#### WRITTEN TASK:
Type the records out again in full, exactly.

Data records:

[start]

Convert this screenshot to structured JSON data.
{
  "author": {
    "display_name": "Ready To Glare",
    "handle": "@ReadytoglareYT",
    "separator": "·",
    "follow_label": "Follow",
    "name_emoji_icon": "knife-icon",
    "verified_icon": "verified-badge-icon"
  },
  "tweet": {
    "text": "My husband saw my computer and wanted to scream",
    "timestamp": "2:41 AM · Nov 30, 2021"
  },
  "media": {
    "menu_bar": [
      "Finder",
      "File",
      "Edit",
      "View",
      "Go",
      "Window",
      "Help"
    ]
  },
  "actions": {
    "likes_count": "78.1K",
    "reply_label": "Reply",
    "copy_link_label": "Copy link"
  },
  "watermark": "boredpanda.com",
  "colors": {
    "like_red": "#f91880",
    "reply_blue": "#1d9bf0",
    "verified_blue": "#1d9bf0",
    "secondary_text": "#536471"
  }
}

[end]

#### OUTPUT FOR THIS TASK:
Convert this screenshot to structured JSON data.
{
  "author": {
    "display_name": "Ready To Glare",
    "handle": "@ReadytoglareYT",
    "separator": "·",
    "follow_label": "Follow",
    "name_emoji_icon": "knife-icon",
    "verified_icon": "verified-badge-icon"
  },
  "tweet": {
    "text": "My husband saw my computer and wanted to scream",
    "timestamp": "2:41 AM · Nov 30, 2021"
  },
  "media": {
    "menu_bar": [
      "Finder",
      "File",
      "Edit",
      "View",
      "Go",
      "Window",
      "Help"
    ]
  },
  "actions": {
    "likes_count": "78.1K",
    "reply_label": "Reply",
    "copy_link_label": "Copy link"
  },
  "watermark": "boredpanda.com",
  "colors": {
    "like_red": "#f91880",
    "reply_blue": "#1d9bf0",
    "verified_blue": "#1d9bf0",
    "secondary_text": "#536471"
  }
}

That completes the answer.